ITEMS:

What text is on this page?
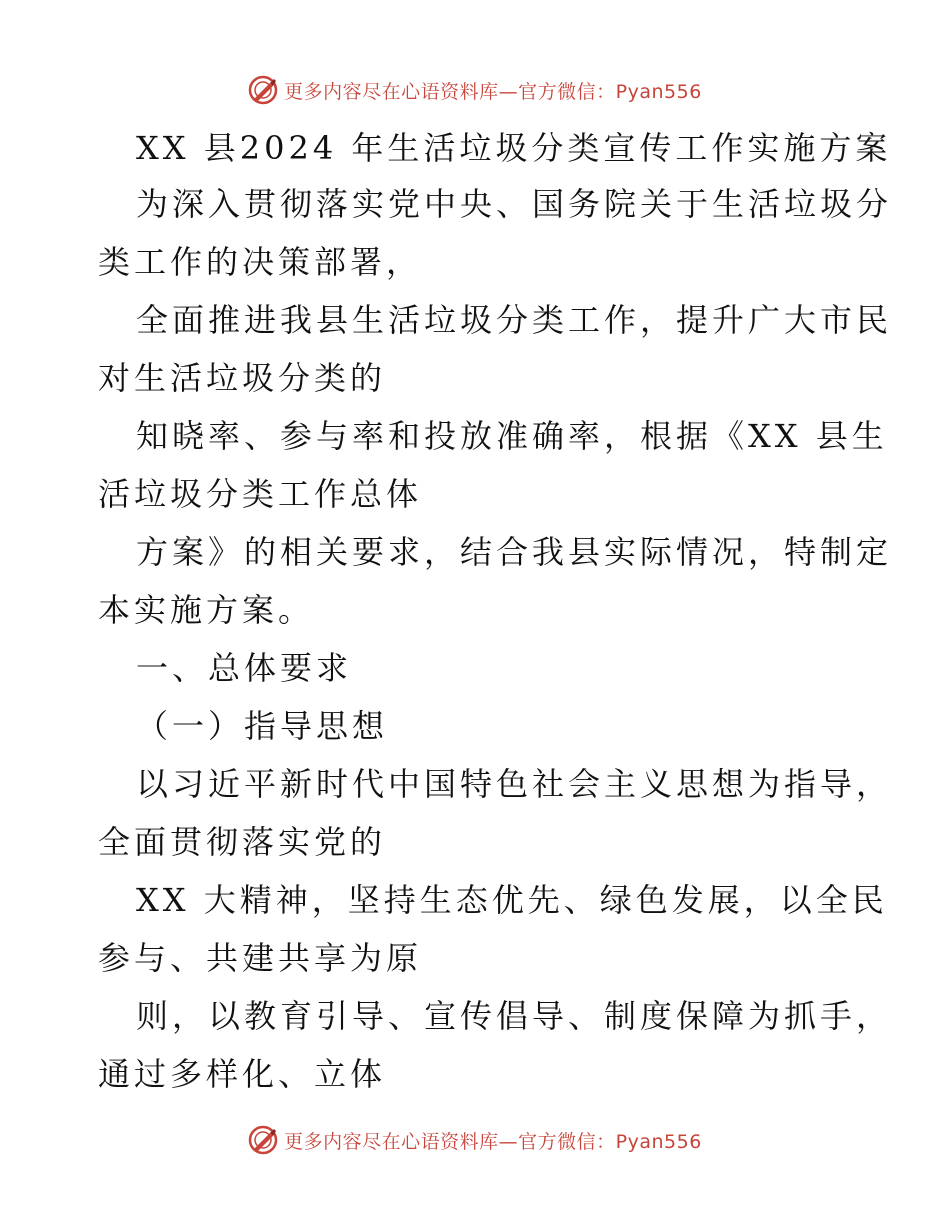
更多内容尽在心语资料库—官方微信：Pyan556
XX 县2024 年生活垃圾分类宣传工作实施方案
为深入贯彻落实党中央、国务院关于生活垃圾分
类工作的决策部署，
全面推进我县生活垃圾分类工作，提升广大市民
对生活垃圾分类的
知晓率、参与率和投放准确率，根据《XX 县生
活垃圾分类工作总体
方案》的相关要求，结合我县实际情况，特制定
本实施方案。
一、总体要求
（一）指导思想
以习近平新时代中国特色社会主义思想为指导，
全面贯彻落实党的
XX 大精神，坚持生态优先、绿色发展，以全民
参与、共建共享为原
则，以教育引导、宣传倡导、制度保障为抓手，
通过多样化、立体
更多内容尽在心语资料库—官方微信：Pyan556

PROBLEM TO SOLVE: Copy out each record shown above without alteration, skipping any picture.

EXERCISE SOLUTION:
What text is on this page?
更多内容尽在心语资料库—官方微信：Pyan556
XX 县2024 年生活垃圾分类宣传工作实施方案
为深入贯彻落实党中央、国务院关于生活垃圾分
类工作的决策部署，
全面推进我县生活垃圾分类工作，提升广大市民
对生活垃圾分类的
知晓率、参与率和投放准确率，根据《XX 县生
活垃圾分类工作总体
方案》的相关要求，结合我县实际情况，特制定
本实施方案。
一、总体要求
（一）指导思想
以习近平新时代中国特色社会主义思想为指导，
全面贯彻落实党的
XX 大精神，坚持生态优先、绿色发展，以全民
参与、共建共享为原
则，以教育引导、宣传倡导、制度保障为抓手，
通过多样化、立体
更多内容尽在心语资料库—官方微信：Pyan556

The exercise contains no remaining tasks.